======== DATASET RECORDS

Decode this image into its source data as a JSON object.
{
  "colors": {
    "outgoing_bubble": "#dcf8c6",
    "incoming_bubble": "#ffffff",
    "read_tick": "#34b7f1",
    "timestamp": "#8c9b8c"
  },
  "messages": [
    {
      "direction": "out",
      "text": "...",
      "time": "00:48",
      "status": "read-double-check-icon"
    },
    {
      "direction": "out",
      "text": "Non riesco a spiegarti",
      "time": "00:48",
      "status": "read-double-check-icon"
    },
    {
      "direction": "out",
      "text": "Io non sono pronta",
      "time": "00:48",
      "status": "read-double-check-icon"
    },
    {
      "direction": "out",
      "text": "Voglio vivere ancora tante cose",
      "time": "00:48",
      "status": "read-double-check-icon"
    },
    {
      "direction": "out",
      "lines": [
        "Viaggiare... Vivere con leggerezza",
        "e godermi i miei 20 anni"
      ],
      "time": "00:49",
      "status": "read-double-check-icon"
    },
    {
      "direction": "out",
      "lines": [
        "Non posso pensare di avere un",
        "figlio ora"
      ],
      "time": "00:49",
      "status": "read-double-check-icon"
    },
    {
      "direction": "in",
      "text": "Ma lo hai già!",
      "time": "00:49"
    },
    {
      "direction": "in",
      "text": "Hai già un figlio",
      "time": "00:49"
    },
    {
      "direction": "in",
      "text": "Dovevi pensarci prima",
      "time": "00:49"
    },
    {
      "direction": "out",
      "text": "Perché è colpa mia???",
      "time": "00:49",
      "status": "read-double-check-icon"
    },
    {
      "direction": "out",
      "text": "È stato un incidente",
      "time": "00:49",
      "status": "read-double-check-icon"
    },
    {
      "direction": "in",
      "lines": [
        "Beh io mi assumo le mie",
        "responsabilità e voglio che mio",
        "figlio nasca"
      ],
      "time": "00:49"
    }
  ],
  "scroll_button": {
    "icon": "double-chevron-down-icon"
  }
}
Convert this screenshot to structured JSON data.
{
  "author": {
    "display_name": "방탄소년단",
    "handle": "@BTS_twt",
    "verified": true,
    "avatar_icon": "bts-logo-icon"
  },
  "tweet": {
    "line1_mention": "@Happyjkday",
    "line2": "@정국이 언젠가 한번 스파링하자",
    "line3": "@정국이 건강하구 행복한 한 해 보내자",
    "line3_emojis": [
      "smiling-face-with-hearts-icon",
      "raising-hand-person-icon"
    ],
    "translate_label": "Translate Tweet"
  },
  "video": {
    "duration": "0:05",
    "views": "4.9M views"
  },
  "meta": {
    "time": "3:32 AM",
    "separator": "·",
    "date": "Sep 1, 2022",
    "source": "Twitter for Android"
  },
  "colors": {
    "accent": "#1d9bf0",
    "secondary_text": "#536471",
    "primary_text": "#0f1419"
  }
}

================

**DIRECTIVE**
Extract the full listing above without alteration.

**CORRECT OUTPUT**
Decode this image into its source data as a JSON object.
{
  "colors": {
    "outgoing_bubble": "#dcf8c6",
    "incoming_bubble": "#ffffff",
    "read_tick": "#34b7f1",
    "timestamp": "#8c9b8c"
  },
  "messages": [
    {
      "direction": "out",
      "text": "...",
      "time": "00:48",
      "status": "read-double-check-icon"
    },
    {
      "direction": "out",
      "text": "Non riesco a spiegarti",
      "time": "00:48",
      "status": "read-double-check-icon"
    },
    {
      "direction": "out",
      "text": "Io non sono pronta",
      "time": "00:48",
      "status": "read-double-check-icon"
    },
    {
      "direction": "out",
      "text": "Voglio vivere ancora tante cose",
      "time": "00:48",
      "status": "read-double-check-icon"
    },
    {
      "direction": "out",
      "lines": [
        "Viaggiare... Vivere con leggerezza",
        "e godermi i miei 20 anni"
      ],
      "time": "00:49",
      "status": "read-double-check-icon"
    },
    {
      "direction": "out",
      "lines": [
        "Non posso pensare di avere un",
        "figlio ora"
      ],
      "time": "00:49",
      "status": "read-double-check-icon"
    },
    {
      "direction": "in",
      "text": "Ma lo hai già!",
      "time": "00:49"
    },
    {
      "direction": "in",
      "text": "Hai già un figlio",
      "time": "00:49"
    },
    {
      "direction": "in",
      "text": "Dovevi pensarci prima",
      "time": "00:49"
    },
    {
      "direction": "out",
      "text": "Perché è colpa mia???",
      "time": "00:49",
      "status": "read-double-check-icon"
    },
    {
      "direction": "out",
      "text": "È stato un incidente",
      "time": "00:49",
      "status": "read-double-check-icon"
    },
    {
      "direction": "in",
      "lines": [
        "Beh io mi assumo le mie",
        "responsabilità e voglio che mio",
        "figlio nasca"
      ],
      "time": "00:49"
    }
  ],
  "scroll_button": {
    "icon": "double-chevron-down-icon"
  }
}
Convert this screenshot to structured JSON data.
{
  "author": {
    "display_name": "방탄소년단",
    "handle": "@BTS_twt",
    "verified": true,
    "avatar_icon": "bts-logo-icon"
  },
  "tweet": {
    "line1_mention": "@Happyjkday",
    "line2": "@정국이 언젠가 한번 스파링하자",
    "line3": "@정국이 건강하구 행복한 한 해 보내자",
    "line3_emojis": [
      "smiling-face-with-hearts-icon",
      "raising-hand-person-icon"
    ],
    "translate_label": "Translate Tweet"
  },
  "video": {
    "duration": "0:05",
    "views": "4.9M views"
  },
  "meta": {
    "time": "3:32 AM",
    "separator": "·",
    "date": "Sep 1, 2022",
    "source": "Twitter for Android"
  },
  "colors": {
    "accent": "#1d9bf0",
    "secondary_text": "#536471",
    "primary_text": "#0f1419"
  }
}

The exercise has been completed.